**What is required:** Output the full listing word for word.

**Data section:**
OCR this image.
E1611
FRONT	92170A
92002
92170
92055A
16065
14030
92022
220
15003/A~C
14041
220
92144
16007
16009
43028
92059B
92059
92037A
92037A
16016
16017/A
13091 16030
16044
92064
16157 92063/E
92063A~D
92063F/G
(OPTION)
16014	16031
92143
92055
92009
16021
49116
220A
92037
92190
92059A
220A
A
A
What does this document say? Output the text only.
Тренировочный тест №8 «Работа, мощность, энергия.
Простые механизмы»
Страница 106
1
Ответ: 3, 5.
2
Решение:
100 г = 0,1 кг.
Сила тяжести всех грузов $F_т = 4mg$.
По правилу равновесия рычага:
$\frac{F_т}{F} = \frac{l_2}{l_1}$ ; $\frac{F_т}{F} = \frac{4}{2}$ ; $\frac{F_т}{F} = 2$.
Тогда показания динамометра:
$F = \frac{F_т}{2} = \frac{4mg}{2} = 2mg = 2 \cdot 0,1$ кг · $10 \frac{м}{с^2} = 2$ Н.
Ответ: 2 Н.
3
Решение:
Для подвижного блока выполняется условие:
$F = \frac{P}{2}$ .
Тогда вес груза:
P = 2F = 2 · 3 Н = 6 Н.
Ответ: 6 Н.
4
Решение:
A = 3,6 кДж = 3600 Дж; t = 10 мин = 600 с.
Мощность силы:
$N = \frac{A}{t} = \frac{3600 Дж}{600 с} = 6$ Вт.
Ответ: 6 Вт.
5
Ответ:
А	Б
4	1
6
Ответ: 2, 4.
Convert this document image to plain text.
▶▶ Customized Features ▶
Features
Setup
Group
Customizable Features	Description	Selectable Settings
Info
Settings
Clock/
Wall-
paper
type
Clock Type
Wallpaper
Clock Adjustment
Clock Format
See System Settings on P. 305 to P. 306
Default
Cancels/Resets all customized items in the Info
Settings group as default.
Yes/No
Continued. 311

**Reply to the exercise:**
OCR this image.
E1611
FRONT	92170A
92002
92170
92055A
16065
14030
92022
220
15003/A~C
14041
220
92144
16007
16009
43028
92059B
92059
92037A
92037A
16016
16017/A
13091 16030
16044
92064
16157 92063/E
92063A~D
92063F/G
(OPTION)
16014	16031
92143
92055
92009
16021
49116
220A
92037
92190
92059A
220A
A
A
What does this document say? Output the text only.
Тренировочный тест №8 «Работа, мощность, энергия.
Простые механизмы»
Страница 106
1
Ответ: 3, 5.
2
Решение:
100 г = 0,1 кг.
Сила тяжести всех грузов $F_т = 4mg$.
По правилу равновесия рычага:
$\frac{F_т}{F} = \frac{l_2}{l_1}$ ; $\frac{F_т}{F} = \frac{4}{2}$ ; $\frac{F_т}{F} = 2$.
Тогда показания динамометра:
$F = \frac{F_т}{2} = \frac{4mg}{2} = 2mg = 2 \cdot 0,1$ кг · $10 \frac{м}{с^2} = 2$ Н.
Ответ: 2 Н.
3
Решение:
Для подвижного блока выполняется условие:
$F = \frac{P}{2}$ .
Тогда вес груза:
P = 2F = 2 · 3 Н = 6 Н.
Ответ: 6 Н.
4
Решение:
A = 3,6 кДж = 3600 Дж; t = 10 мин = 600 с.
Мощность силы:
$N = \frac{A}{t} = \frac{3600 Дж}{600 с} = 6$ Вт.
Ответ: 6 Вт.
5
Ответ:
А	Б
4	1
6
Ответ: 2, 4.
Convert this document image to plain text.
▶▶ Customized Features ▶
Features
Setup
Group
Customizable Features	Description	Selectable Settings
Info
Settings
Clock/
Wall-
paper
type
Clock Type
Wallpaper
Clock Adjustment
Clock Format
See System Settings on P. 305 to P. 306
Default
Cancels/Resets all customized items in the Info
Settings group as default.
Yes/No
Continued. 311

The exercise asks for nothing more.